> WORK INSTRUCTIONS: Return every entry exactly as written.

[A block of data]
+--

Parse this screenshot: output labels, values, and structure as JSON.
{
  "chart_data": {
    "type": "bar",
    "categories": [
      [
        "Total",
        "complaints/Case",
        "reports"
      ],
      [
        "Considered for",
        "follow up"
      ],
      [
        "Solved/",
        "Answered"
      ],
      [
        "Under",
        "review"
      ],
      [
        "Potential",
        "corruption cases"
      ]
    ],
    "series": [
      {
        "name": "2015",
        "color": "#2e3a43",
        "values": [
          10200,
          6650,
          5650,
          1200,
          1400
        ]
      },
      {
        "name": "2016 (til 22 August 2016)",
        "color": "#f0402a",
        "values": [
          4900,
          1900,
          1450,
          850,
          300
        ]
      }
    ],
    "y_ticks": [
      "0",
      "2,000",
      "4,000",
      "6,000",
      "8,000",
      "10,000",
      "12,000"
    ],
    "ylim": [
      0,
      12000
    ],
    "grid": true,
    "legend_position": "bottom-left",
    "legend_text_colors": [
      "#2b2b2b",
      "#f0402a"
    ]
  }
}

+--

> ANSWER TO THIS EXERCISE:
Parse this screenshot: output labels, values, and structure as JSON.
{
  "chart_data": {
    "type": "bar",
    "categories": [
      [
        "Total",
        "complaints/Case",
        "reports"
      ],
      [
        "Considered for",
        "follow up"
      ],
      [
        "Solved/",
        "Answered"
      ],
      [
        "Under",
        "review"
      ],
      [
        "Potential",
        "corruption cases"
      ]
    ],
    "series": [
      {
        "name": "2015",
        "color": "#2e3a43",
        "values": [
          10200,
          6650,
          5650,
          1200,
          1400
        ]
      },
      {
        "name": "2016 (til 22 August 2016)",
        "color": "#f0402a",
        "values": [
          4900,
          1900,
          1450,
          850,
          300
        ]
      }
    ],
    "y_ticks": [
      "0",
      "2,000",
      "4,000",
      "6,000",
      "8,000",
      "10,000",
      "12,000"
    ],
    "ylim": [
      0,
      12000
    ],
    "grid": true,
    "legend_position": "bottom-left",
    "legend_text_colors": [
      "#2b2b2b",
      "#f0402a"
    ]
  }
}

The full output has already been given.